Task to carry out ::
Scan the entries below for the word "Stromverbrauch" and copy every line in which it occurs.

[Records excerpted from a collection]
BEGIN
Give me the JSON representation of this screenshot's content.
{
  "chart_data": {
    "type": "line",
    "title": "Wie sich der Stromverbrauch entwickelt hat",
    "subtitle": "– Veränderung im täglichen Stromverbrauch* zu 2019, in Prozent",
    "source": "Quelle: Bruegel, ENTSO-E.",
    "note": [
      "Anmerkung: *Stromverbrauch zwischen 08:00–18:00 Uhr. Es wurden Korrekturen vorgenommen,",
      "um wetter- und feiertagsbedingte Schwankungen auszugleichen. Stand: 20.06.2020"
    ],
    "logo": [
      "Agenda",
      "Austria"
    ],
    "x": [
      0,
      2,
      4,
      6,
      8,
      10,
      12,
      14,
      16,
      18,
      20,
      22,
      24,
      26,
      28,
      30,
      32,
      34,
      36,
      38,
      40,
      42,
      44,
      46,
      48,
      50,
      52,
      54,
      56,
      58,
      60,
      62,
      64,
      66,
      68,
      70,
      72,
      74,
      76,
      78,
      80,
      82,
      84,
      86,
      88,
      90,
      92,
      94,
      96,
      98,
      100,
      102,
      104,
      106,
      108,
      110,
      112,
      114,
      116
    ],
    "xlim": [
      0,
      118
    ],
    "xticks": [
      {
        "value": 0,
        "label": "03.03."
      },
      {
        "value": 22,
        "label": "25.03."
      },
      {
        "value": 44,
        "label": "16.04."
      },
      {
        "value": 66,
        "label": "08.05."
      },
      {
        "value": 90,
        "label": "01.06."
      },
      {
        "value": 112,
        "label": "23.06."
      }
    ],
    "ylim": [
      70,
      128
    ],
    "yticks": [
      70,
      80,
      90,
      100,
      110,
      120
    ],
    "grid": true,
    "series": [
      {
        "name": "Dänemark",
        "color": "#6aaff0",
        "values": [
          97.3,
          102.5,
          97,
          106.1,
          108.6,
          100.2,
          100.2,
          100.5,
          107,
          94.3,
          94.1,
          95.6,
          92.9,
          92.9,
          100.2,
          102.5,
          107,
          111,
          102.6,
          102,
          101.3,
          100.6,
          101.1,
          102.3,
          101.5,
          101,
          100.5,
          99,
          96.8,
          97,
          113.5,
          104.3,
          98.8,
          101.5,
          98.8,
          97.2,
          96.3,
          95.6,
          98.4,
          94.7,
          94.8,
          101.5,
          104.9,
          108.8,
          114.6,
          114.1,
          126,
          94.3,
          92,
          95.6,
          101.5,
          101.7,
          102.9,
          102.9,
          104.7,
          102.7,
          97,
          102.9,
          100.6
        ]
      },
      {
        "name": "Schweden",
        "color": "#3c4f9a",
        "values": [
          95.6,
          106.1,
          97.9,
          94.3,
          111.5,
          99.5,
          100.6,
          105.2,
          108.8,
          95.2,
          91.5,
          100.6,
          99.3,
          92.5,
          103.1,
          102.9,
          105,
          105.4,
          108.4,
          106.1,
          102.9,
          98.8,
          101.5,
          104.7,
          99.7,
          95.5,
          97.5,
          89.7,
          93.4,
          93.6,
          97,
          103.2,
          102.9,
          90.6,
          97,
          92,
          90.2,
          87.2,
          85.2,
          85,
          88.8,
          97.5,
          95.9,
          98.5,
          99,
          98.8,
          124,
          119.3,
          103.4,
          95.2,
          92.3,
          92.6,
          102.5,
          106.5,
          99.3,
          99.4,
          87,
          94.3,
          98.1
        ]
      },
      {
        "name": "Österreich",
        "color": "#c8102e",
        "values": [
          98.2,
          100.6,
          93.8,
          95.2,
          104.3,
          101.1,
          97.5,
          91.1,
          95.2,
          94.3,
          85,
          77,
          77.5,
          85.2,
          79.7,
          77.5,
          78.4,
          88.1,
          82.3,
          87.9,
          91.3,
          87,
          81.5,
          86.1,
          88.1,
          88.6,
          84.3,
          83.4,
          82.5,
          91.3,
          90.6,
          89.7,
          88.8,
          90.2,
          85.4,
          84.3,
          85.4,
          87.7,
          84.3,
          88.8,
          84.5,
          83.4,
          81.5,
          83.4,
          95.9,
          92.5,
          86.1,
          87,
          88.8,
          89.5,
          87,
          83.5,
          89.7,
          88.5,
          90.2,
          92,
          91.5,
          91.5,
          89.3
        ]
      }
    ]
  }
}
END
Response ::
    "title": "Wie sich der Stromverbrauch entwickelt hat",
    "subtitle": "– Veränderung im täglichen Stromverbrauch* zu 2019, in Prozent",
      "Anmerkung: *Stromverbrauch zwischen 08:00–18:00 Uhr. Es wurden Korrekturen vorgenommen,",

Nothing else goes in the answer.